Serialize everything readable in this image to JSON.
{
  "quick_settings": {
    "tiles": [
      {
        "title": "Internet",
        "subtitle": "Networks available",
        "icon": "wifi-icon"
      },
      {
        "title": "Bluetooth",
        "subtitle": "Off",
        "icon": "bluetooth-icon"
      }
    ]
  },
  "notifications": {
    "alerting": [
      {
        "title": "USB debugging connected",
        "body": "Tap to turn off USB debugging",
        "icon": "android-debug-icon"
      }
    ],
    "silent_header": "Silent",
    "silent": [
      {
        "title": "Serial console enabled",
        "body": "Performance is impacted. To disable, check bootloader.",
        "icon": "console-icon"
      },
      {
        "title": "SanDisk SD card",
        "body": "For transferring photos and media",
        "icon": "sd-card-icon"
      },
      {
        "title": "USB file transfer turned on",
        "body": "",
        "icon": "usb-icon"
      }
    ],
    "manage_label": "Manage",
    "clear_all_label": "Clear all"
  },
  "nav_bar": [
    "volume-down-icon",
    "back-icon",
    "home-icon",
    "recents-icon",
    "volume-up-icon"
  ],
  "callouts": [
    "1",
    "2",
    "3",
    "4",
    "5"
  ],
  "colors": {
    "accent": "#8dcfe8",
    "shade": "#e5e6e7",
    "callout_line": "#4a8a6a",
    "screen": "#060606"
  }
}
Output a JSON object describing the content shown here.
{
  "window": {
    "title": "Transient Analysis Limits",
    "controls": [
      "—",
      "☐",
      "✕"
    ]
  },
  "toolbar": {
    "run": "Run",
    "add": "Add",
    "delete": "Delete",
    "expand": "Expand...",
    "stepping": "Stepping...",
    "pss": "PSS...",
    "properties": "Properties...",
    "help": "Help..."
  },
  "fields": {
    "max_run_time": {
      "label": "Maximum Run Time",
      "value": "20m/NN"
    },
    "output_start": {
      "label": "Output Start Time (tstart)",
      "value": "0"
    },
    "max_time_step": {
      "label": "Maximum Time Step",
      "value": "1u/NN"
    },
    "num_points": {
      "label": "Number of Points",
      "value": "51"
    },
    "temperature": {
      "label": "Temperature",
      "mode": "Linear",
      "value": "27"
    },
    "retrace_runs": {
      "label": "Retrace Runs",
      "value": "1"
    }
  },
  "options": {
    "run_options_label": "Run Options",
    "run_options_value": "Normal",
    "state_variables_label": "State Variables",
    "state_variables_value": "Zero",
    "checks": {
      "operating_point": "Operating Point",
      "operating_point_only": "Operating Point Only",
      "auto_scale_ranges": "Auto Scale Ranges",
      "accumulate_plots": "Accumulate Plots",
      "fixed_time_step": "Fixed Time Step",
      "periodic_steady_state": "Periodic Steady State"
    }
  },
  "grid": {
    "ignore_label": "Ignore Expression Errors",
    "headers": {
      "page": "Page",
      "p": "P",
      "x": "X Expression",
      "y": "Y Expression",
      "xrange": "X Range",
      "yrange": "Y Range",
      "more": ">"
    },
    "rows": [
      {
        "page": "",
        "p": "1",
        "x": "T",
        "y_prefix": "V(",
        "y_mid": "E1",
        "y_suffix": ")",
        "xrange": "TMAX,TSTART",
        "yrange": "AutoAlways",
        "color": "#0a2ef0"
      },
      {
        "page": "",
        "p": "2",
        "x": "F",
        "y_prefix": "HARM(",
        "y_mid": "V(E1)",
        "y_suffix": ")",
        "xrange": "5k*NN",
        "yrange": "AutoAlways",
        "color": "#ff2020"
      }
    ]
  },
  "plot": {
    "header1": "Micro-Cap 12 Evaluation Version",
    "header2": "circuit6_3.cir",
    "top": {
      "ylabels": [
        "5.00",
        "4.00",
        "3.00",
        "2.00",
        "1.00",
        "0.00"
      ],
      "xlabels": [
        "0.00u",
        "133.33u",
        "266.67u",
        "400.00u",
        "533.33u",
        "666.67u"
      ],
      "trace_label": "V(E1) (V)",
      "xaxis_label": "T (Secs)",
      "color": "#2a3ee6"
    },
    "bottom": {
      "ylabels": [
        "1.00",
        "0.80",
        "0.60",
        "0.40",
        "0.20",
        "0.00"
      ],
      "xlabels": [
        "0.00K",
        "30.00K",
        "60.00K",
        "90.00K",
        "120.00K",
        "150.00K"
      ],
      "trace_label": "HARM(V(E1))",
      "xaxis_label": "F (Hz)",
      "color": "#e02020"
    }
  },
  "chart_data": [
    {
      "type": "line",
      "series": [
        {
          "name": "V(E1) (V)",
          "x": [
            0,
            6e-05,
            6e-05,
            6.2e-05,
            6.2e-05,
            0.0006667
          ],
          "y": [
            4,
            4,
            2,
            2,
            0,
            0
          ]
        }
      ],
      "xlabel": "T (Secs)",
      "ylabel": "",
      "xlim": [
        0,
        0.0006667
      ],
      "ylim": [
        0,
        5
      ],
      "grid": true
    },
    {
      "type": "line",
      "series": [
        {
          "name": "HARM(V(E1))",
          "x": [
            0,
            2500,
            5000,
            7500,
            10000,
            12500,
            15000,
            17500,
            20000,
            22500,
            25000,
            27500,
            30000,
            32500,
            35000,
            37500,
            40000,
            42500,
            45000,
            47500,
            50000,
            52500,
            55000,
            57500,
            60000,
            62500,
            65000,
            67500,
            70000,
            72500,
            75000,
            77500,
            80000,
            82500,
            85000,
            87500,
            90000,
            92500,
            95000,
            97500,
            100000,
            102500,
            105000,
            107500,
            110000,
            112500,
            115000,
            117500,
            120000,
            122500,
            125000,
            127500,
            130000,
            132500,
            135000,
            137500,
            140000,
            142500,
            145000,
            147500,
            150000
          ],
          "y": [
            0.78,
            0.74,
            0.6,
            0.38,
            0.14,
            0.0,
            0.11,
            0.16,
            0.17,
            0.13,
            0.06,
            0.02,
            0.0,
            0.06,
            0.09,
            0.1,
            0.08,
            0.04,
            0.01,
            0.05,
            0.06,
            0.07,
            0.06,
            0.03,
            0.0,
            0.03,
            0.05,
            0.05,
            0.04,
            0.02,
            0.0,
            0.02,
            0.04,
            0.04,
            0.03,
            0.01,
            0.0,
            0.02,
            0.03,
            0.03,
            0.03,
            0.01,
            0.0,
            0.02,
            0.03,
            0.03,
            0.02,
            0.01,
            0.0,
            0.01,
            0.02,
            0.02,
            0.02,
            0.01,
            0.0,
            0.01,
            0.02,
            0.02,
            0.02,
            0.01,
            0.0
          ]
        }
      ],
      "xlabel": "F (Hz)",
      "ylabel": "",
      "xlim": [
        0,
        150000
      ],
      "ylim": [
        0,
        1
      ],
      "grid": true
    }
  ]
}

* * *

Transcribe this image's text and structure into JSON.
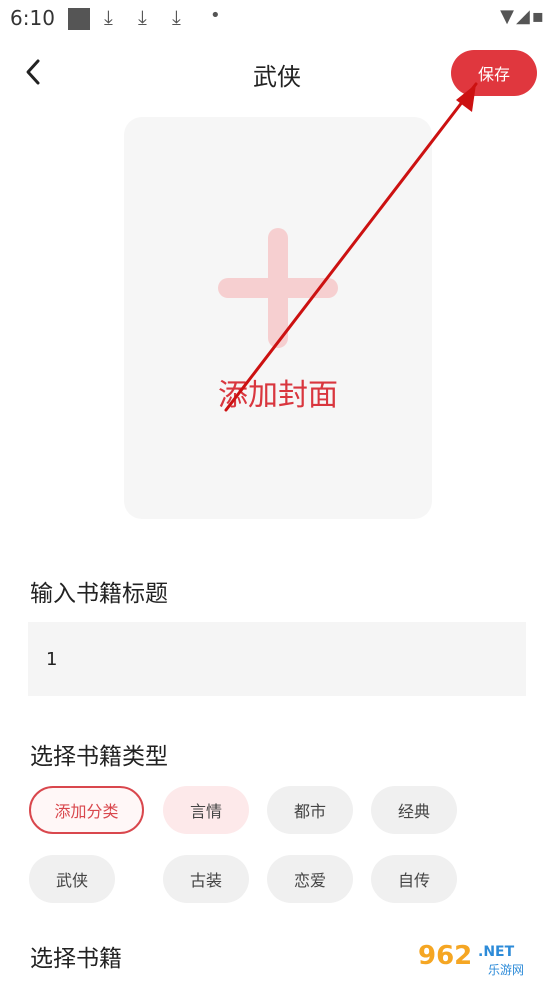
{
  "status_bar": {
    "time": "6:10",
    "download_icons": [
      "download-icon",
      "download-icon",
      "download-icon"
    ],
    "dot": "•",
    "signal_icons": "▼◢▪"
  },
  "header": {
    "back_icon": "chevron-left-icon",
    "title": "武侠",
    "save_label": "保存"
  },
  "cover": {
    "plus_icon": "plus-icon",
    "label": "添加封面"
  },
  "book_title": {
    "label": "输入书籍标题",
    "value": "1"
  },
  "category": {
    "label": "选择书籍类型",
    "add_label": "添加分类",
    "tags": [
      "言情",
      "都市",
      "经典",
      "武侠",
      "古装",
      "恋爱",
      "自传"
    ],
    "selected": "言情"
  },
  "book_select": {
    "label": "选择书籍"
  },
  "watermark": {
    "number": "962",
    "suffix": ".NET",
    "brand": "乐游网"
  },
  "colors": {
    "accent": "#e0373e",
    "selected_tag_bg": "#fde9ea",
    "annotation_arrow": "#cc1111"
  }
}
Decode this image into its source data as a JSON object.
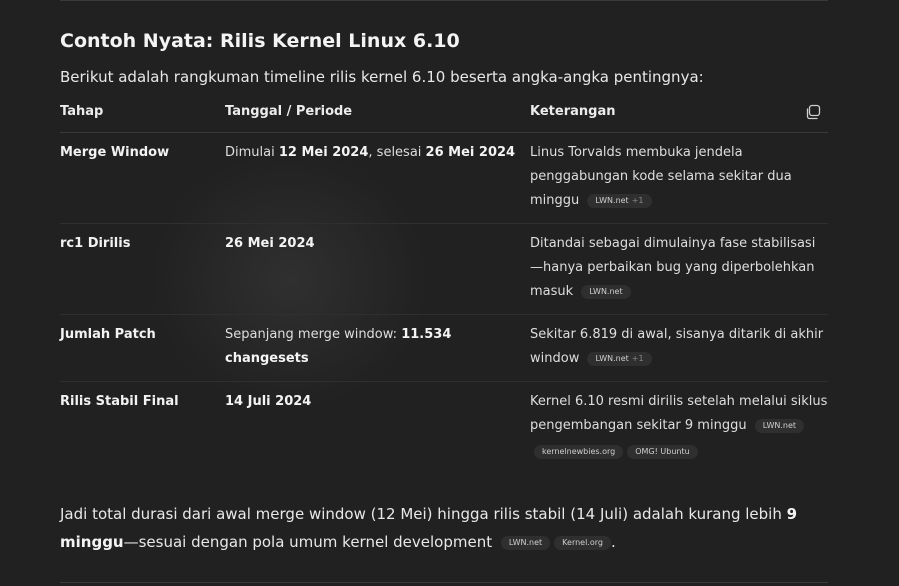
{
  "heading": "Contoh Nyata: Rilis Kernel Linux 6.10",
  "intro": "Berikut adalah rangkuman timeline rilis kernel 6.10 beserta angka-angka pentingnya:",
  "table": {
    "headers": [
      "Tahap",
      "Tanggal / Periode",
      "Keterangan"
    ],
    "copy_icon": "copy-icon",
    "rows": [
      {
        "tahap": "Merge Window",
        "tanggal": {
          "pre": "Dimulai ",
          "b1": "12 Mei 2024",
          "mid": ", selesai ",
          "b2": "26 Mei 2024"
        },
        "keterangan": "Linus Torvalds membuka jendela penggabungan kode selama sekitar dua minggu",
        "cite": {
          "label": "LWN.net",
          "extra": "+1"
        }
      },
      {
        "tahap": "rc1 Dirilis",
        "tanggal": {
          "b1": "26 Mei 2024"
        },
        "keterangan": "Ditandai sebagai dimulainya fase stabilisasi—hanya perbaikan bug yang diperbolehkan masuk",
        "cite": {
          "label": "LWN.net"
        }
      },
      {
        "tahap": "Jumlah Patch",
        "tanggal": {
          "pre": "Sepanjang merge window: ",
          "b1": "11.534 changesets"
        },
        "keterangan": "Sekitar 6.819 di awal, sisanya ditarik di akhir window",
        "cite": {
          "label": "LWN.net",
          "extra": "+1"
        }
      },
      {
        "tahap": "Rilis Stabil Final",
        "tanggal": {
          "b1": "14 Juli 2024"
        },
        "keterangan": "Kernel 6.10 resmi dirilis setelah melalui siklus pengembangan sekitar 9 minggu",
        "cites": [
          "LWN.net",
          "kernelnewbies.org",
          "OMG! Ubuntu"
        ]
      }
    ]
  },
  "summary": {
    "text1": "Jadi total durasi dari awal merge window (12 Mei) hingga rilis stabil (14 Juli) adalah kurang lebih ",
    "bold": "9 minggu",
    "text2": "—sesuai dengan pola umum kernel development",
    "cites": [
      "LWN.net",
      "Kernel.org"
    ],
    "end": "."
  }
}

TASK REQUIREMENTS
Copy out each line of the entries that holds "xrange".

SOLUTION
      "xrange": "X Range",
        "xrange": "TMAX,TSTART",
        "xrange": "5k*NN",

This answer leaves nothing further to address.